## Dataset
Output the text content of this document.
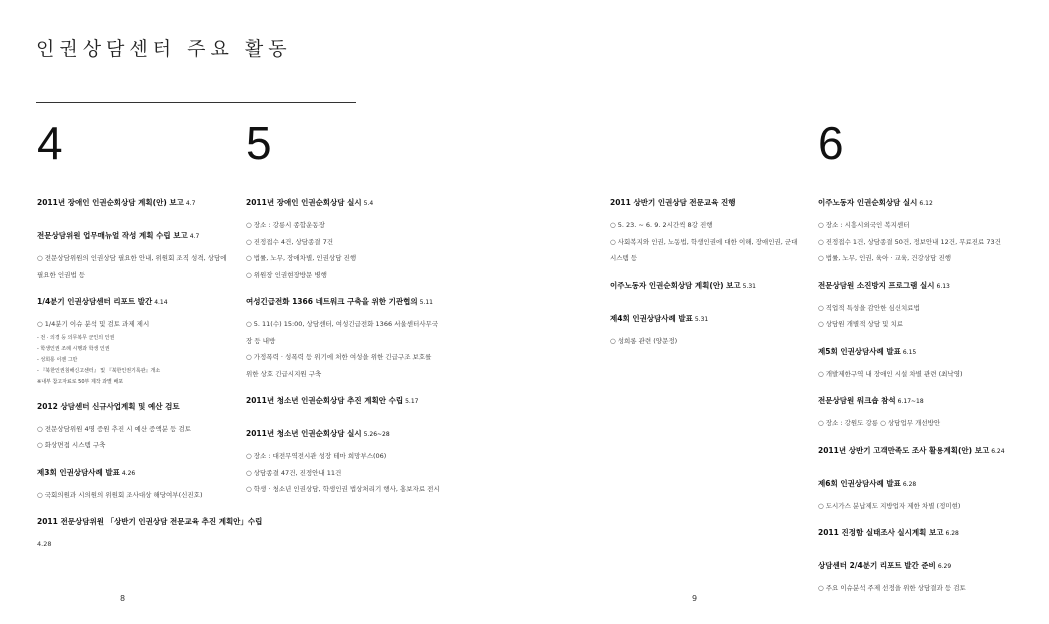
인권상담센터 주요 활동
4	5	6
2011년 장애인 인권순회상담 계획(안) 보고 4.7
전문상담위원 업무매뉴얼 작성 계획 수립 보고 4.7
○ 전문상담위원의 인권상담 필요한 안내, 위원회 조직 성격, 상담에
필요한 인권법 등
1/4분기 인권상담센터 리포트 발간 4.14
○ 1/4분기 이슈 분석 및 검토 과제 제시
- 전 · 의경 등 의무복무 군인의 인권
- 학생인권 조례 시행과 학생 인권
- 성희롱 이젠 그만
- 『북한인권침해신고센터』 및 『북한인권기록관』개소
※내부 참고자료로 50부 제작 과별 배포
2012 상담센터 신규사업계획 및 예산 검토
○ 전문상담위원 4명 증원 추진 시 예산 증액분 등 검토
○ 화상면접 시스템 구축
제3회 인권상담사례 발표 4.26
○ 국회의원과 시의원의 위원회 조사대상 해당여부(신진호)
2011 전문상담위원 「상반기 인권상담 전문교육 추진 계획안」수립
4.28
2011년 장애인 인권순회상담 실시 5.4
○ 장소 : 강릉시 종합운동장
○ 진정접수 4건, 상담종결 7건
○ 법률, 노무, 장애차별, 인권상담 진행
○ 위원장 인권현장방문 병행
여성긴급전화 1366 네트워크 구축을 위한 기관협의 5.11
○ 5. 11(수) 15:00, 상담센터, 여성긴급전화 1366 서울센터사무국
장 등 내방
○ 가정폭력 · 성폭력 등 위기에 처한 여성을 위한 긴급구조 보호를
위한 상호 긴급시지원 구축
2011년 청소년 인권순회상담 추진 계획안 수립 5.17
2011년 청소년 인권순회상담 실시 5.26~28
○ 장소 : 대전무역전시관 성장 테마 희망부스(06)
○ 상담종결 47건, 진정안내 11건
○ 학생 · 청소년 인권상담, 학생인권 법상처리기 행사, 홍보자료 전시
2011 상반기 인권상담 전문교육 진행
○ 5. 23. ~ 6. 9. 2시간씩 8강 진행
○ 사회복지와 인권, 노동법, 학생인권에 대한 이해, 장애인권, 군대
시스템 등
이주노동자 인권순회상담 계획(안) 보고 5.31
제4회 인권상담사례 발표 5.31
○ 성희롱 관련 (양문정)
이주노동자 인권순회상담 실시 6.12
○ 장소 : 시흥시외국인 복지센터
○ 진정접수 1건, 상담종결 50건, 정보안내 12건, 무료진료 73건
○ 법률, 노무, 인권, 육아 · 교육, 건강상담 진행
전문상담원 소진방지 프로그램 실시 6.13
○ 직업적 특성을 감안한 심신치료법
○ 상담원 개별적 상담 및 치료
제5회 인권상담사례 발표 6.15
○ 개발제한구역 내 장애인 시설 차별 관련 (최낙영)
전문상담원 워크숍 참석 6.17~18
○ 장소 : 강원도 강릉 ○ 상담업무 개선방안
2011년 상반기 고객만족도 조사 활용계획(안) 보고 6.24
제6회 인권상담사례 발표 6.28
○ 도시가스 분납제도 지방업자 제한 차별 (정미현)
2011 진정함 실태조사 실시계획 보고 6.28
상담센터 2/4분기 리포트 발간 준비 6.29
○ 주요 이슈분석 주제 선정을 위한 상담결과 등 검토
8	9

## Problem to solve
Each line above is to be copied verbatim. Drop any image from the copy.

## Answer
Output the text content of this document.
인권상담센터 주요 활동
4	5	6
2011년 장애인 인권순회상담 계획(안) 보고 4.7
전문상담위원 업무매뉴얼 작성 계획 수립 보고 4.7
○ 전문상담위원의 인권상담 필요한 안내, 위원회 조직 성격, 상담에
필요한 인권법 등
1/4분기 인권상담센터 리포트 발간 4.14
○ 1/4분기 이슈 분석 및 검토 과제 제시
- 전 · 의경 등 의무복무 군인의 인권
- 학생인권 조례 시행과 학생 인권
- 성희롱 이젠 그만
- 『북한인권침해신고센터』 및 『북한인권기록관』개소
※내부 참고자료로 50부 제작 과별 배포
2012 상담센터 신규사업계획 및 예산 검토
○ 전문상담위원 4명 증원 추진 시 예산 증액분 등 검토
○ 화상면접 시스템 구축
제3회 인권상담사례 발표 4.26
○ 국회의원과 시의원의 위원회 조사대상 해당여부(신진호)
2011 전문상담위원 「상반기 인권상담 전문교육 추진 계획안」수립
4.28
2011년 장애인 인권순회상담 실시 5.4
○ 장소 : 강릉시 종합운동장
○ 진정접수 4건, 상담종결 7건
○ 법률, 노무, 장애차별, 인권상담 진행
○ 위원장 인권현장방문 병행
여성긴급전화 1366 네트워크 구축을 위한 기관협의 5.11
○ 5. 11(수) 15:00, 상담센터, 여성긴급전화 1366 서울센터사무국
장 등 내방
○ 가정폭력 · 성폭력 등 위기에 처한 여성을 위한 긴급구조 보호를
위한 상호 긴급시지원 구축
2011년 청소년 인권순회상담 추진 계획안 수립 5.17
2011년 청소년 인권순회상담 실시 5.26~28
○ 장소 : 대전무역전시관 성장 테마 희망부스(06)
○ 상담종결 47건, 진정안내 11건
○ 학생 · 청소년 인권상담, 학생인권 법상처리기 행사, 홍보자료 전시
2011 상반기 인권상담 전문교육 진행
○ 5. 23. ~ 6. 9. 2시간씩 8강 진행
○ 사회복지와 인권, 노동법, 학생인권에 대한 이해, 장애인권, 군대
시스템 등
이주노동자 인권순회상담 계획(안) 보고 5.31
제4회 인권상담사례 발표 5.31
○ 성희롱 관련 (양문정)
이주노동자 인권순회상담 실시 6.12
○ 장소 : 시흥시외국인 복지센터
○ 진정접수 1건, 상담종결 50건, 정보안내 12건, 무료진료 73건
○ 법률, 노무, 인권, 육아 · 교육, 건강상담 진행
전문상담원 소진방지 프로그램 실시 6.13
○ 직업적 특성을 감안한 심신치료법
○ 상담원 개별적 상담 및 치료
제5회 인권상담사례 발표 6.15
○ 개발제한구역 내 장애인 시설 차별 관련 (최낙영)
전문상담원 워크숍 참석 6.17~18
○ 장소 : 강원도 강릉 ○ 상담업무 개선방안
2011년 상반기 고객만족도 조사 활용계획(안) 보고 6.24
제6회 인권상담사례 발표 6.28
○ 도시가스 분납제도 지방업자 제한 차별 (정미현)
2011 진정함 실태조사 실시계획 보고 6.28
상담센터 2/4분기 리포트 발간 준비 6.29
○ 주요 이슈분석 주제 선정을 위한 상담결과 등 검토
8	9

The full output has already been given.